[Dataset rows about figures]
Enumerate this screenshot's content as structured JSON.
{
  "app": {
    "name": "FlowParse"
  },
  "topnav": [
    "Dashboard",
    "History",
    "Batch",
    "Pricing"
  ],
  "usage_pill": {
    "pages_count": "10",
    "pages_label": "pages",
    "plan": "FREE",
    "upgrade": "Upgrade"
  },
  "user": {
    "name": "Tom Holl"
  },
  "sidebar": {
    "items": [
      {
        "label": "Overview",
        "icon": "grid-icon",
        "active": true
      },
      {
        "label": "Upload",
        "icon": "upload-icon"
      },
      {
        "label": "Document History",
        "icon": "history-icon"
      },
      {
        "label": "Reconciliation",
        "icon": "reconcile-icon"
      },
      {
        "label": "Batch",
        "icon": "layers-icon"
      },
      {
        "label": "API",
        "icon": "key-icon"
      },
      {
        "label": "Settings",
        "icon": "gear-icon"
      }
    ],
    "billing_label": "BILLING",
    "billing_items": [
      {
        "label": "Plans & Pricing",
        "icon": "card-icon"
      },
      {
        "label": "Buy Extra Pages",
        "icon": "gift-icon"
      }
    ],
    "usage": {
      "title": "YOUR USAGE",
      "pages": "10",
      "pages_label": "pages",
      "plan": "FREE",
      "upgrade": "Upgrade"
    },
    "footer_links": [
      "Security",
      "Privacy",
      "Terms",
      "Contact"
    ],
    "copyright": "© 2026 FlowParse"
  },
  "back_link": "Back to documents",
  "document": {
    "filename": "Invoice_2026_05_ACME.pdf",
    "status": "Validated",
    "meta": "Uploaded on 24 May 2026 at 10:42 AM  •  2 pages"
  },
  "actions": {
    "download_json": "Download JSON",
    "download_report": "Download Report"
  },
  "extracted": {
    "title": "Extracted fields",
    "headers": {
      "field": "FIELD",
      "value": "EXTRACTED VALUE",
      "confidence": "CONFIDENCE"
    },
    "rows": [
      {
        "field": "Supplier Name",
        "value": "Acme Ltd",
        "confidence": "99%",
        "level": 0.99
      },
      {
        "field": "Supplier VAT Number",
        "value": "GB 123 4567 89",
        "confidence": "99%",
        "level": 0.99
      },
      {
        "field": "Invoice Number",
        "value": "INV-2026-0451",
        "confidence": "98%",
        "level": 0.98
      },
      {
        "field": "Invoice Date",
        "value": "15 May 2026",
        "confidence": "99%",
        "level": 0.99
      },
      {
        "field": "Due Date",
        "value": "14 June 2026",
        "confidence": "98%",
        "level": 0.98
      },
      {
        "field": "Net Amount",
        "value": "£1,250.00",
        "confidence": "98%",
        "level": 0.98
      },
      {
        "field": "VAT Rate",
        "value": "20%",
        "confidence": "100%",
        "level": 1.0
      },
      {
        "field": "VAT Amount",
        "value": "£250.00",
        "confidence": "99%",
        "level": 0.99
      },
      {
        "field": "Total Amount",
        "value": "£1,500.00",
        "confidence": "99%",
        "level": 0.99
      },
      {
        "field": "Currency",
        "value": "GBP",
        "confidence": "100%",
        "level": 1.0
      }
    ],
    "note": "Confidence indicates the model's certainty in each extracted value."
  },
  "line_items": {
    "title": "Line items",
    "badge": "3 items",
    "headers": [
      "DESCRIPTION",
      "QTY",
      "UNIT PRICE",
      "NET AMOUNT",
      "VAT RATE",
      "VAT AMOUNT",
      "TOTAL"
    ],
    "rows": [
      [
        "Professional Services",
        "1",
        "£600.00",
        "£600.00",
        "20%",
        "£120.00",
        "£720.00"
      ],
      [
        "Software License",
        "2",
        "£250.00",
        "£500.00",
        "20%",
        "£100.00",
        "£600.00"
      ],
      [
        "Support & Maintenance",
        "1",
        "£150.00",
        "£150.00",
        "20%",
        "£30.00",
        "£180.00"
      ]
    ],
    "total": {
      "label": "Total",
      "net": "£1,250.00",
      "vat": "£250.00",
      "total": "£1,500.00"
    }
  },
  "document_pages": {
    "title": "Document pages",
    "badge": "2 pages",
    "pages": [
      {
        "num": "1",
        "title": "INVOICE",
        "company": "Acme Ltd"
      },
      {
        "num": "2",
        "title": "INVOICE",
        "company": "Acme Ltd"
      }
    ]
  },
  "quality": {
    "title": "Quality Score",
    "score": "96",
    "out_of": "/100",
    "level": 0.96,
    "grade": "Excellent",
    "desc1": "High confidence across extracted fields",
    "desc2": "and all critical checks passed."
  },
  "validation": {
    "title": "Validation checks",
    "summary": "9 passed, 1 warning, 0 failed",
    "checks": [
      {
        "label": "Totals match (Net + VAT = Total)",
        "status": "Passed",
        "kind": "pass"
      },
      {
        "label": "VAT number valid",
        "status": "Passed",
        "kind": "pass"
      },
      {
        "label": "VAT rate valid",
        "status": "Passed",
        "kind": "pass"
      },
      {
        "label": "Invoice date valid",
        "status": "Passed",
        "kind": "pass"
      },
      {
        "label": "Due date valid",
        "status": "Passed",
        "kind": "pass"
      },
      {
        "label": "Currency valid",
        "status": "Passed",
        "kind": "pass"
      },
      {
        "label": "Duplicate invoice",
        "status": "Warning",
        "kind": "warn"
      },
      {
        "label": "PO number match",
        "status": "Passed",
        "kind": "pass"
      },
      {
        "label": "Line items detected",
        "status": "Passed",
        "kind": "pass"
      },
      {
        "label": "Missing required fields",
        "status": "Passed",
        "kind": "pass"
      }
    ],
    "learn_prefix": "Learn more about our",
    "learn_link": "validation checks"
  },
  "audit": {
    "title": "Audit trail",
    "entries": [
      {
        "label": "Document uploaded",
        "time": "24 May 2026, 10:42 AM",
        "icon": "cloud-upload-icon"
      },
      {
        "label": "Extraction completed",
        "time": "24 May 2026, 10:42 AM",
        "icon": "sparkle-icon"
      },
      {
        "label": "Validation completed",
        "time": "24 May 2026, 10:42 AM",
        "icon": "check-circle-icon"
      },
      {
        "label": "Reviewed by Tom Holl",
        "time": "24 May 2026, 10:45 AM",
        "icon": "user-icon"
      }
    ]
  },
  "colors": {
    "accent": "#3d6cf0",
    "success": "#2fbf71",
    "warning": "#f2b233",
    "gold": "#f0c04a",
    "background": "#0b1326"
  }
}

### Goal
Looking at the records above, work out how many lines include the string "checks". Give the number and nothing else.

### Problem solution
4